EXCERPT:
▬▬▬
Anna Goos (1627–1691), was a printer and co-manager of Officina Plantiniana (now called Plantin Press) in Antwerp from 1674 to 1681. She prepared her son, Balthasar III Moretus, to run the business, during politically and financially turbulent times, such as during the Franco-Dutch War (1672-1678) and the financial collapse in Spain that affected their largest client, the Hieronymite Fathers of San Lorenzo in Royal Site of San Lorenzo de El Escorial. Her leadership helped prevent the business from closing down during these times.

==Biography==
Goos was raised in an aristocratic family. She married Balthasar II Moretus when she was eighteen and he was thirty. Balthasar was the son of Jan II Moretus and Maria De Sweert (1588 - 1655) and the grandson of Jan Moretus and Martina Plantin. Like those before him, Balthasar continued to publish liturgical books. Although he endeavored to also publish literary and historical books, by the end of his career nearly all of the books that were published were religious books due its profitability.

Described as "energetic and capable woman", she took over management of the business in 1673. Her husband died the following year. She provided leadership and training, and worked in partnership, with her son Balthasar III Moretus, so that he could take over running the business.
▬▬▬
INFORMATION PROVIDED:
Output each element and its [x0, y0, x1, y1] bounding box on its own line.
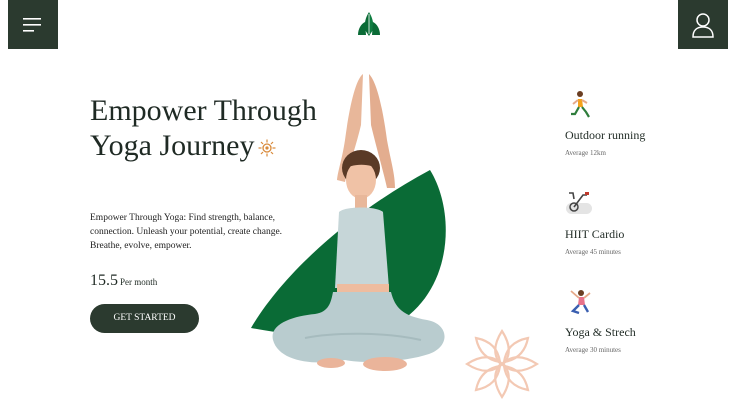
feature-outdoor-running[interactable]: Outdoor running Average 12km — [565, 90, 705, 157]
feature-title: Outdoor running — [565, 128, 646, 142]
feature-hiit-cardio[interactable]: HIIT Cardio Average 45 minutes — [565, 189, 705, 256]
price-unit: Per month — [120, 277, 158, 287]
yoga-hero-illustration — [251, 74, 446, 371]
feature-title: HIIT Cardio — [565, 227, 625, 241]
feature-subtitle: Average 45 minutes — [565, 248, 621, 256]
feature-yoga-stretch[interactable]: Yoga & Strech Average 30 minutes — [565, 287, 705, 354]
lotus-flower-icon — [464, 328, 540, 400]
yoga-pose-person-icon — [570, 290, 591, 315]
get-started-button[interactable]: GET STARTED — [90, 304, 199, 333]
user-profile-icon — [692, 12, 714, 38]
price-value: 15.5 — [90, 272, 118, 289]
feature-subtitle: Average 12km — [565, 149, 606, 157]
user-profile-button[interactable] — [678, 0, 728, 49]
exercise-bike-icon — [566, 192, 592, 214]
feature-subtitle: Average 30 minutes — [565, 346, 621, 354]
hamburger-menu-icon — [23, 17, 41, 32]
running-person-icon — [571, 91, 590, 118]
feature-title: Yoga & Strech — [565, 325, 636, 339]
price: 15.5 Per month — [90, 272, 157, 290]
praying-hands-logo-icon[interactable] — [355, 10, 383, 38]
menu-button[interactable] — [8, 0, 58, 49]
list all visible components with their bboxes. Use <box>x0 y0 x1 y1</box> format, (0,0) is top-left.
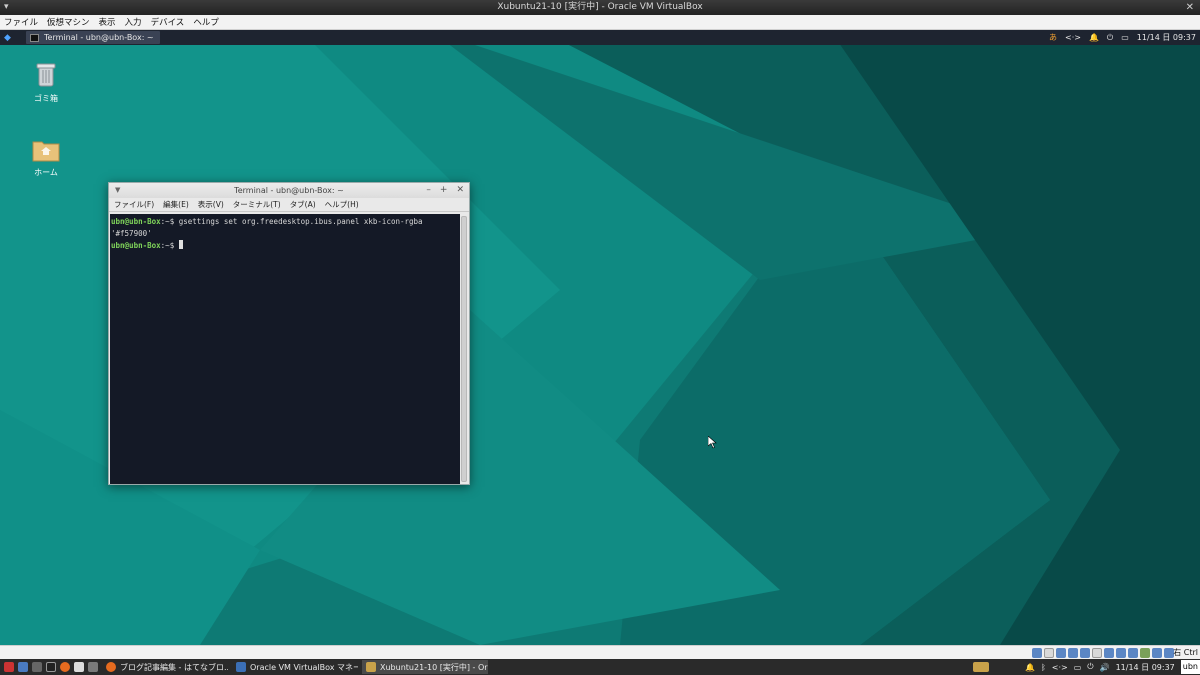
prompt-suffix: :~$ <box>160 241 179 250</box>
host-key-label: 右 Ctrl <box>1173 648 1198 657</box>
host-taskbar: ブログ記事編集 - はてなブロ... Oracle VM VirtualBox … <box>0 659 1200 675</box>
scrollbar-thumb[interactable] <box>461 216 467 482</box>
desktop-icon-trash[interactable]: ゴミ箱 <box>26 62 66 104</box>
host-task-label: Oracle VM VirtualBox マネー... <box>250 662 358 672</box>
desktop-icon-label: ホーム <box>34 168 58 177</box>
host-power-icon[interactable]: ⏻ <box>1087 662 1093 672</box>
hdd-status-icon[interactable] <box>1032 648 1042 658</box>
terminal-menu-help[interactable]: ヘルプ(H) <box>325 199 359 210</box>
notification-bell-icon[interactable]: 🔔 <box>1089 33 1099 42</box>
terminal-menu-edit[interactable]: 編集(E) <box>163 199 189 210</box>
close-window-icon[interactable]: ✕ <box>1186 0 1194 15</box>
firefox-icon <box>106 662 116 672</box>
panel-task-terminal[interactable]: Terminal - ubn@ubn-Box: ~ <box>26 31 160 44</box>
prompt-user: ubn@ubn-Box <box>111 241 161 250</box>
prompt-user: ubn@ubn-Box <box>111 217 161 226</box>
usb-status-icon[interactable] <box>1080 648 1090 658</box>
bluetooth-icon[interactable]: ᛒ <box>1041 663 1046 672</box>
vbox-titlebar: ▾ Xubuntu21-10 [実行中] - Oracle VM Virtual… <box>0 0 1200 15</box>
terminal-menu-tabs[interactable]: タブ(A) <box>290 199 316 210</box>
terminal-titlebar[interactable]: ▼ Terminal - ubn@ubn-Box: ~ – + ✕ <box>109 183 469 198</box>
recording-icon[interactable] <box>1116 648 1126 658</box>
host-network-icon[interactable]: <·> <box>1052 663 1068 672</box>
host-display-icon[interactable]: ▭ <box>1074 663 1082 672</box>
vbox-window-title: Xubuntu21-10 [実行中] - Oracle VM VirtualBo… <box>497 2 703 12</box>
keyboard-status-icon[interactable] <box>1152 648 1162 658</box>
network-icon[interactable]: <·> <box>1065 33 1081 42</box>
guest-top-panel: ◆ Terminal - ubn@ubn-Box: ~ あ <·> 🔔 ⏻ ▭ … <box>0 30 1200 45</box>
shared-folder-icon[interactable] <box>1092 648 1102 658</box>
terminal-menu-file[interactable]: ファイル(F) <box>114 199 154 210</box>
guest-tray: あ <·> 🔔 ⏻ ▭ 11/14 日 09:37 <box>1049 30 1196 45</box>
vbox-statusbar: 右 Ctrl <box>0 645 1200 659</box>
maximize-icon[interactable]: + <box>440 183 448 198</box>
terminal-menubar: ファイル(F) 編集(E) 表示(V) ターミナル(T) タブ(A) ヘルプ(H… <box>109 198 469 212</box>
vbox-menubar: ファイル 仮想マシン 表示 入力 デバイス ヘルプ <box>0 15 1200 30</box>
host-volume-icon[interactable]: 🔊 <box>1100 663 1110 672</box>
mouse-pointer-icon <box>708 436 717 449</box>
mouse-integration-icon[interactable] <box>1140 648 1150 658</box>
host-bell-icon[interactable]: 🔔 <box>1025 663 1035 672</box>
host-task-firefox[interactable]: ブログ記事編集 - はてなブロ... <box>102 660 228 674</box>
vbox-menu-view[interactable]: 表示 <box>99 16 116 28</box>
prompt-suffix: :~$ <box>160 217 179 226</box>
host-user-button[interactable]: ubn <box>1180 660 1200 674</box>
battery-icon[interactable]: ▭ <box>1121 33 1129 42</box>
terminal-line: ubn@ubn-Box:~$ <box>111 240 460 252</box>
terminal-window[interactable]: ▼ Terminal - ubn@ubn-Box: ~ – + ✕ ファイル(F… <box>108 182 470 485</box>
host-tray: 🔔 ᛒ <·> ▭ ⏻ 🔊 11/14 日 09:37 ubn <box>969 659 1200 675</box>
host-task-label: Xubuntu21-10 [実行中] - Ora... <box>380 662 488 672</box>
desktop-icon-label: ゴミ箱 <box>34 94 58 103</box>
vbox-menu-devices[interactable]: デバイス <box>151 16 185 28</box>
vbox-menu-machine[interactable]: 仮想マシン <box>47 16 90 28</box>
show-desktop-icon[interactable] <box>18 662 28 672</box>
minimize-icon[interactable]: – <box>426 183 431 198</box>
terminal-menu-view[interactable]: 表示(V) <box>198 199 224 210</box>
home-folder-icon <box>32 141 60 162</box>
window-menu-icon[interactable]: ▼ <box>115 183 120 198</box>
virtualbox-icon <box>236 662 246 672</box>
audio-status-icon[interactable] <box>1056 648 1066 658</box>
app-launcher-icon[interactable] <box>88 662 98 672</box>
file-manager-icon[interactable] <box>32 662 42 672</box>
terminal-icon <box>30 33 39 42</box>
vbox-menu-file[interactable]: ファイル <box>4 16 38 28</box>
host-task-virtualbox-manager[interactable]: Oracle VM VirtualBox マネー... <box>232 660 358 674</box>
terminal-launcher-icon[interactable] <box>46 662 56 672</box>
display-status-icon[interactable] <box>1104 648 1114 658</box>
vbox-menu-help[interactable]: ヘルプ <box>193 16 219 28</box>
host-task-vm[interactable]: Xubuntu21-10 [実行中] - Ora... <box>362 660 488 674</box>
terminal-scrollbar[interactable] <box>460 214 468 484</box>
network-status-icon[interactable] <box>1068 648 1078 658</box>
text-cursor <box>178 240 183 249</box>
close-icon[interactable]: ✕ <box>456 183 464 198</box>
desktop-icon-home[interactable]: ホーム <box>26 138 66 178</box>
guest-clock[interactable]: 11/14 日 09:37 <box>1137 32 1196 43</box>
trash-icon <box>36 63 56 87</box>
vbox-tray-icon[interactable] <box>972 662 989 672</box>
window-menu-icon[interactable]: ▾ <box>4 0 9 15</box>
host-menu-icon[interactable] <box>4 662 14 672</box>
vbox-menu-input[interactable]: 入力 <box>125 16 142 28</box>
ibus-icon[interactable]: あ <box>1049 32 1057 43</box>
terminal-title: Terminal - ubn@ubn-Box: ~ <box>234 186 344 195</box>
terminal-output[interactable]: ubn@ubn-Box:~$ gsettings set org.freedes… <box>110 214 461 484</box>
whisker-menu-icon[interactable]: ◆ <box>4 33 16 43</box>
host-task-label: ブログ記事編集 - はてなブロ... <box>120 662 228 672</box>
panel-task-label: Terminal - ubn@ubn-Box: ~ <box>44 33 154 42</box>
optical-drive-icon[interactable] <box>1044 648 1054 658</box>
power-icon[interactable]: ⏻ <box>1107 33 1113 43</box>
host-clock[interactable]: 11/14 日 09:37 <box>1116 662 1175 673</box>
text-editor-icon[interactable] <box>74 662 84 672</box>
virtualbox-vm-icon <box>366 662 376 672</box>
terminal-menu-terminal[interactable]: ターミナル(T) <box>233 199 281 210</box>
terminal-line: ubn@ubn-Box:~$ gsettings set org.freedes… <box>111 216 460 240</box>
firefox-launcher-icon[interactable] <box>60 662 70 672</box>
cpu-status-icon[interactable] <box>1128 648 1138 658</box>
▬▬▬
SET TASK A:
Answer these questions from the Anna Goos excerpt:
(i) Which client of the business is named as its largest?
(ii) How old was Goos when she married Balthasar II Moretus?
(iii) Who were Balthasar II Moretus's parents?
SET TASK B: Write the next part of the Anna Goos excerpt, starting after its final sentence.

WRITTEN ANSWER A:
(i) The Hieronymite Fathers of San Lorenzo in Royal Site of San Lorenzo de El Escorial.
(ii) Eighteen.
(iii) Jan II Moretus and Maria De Sweert.

WRITTEN ANSWER B:
She took over bookkeeping of the firm and addressed a payment crisis. Their major client, the Hieronymite Fathers of San Lorenzo in Royal Site of San Lorenzo de El Escorial, suffered under a national financial crisis and were unable to pay their bills beginning about 1675. The monks also had books printed by a low-cost printer who used the Officina Plantiniana name in their publications. Under her direction, Balthasar traveled to Spain and resolved contractual breaches and negotiated a repayment schedule.

Balthasar returned to Antwerp and took over management of Officina Plantiniana on 17 November 1681. The business also suffered, but did not close, during the Franco-Dutch War (1672-1678).

Goos lived in the Plantin house called the Golden Compass and selected the artwork and their placement in the house. She wore clothing and her hair was coifed in the style of the day and befitting her station.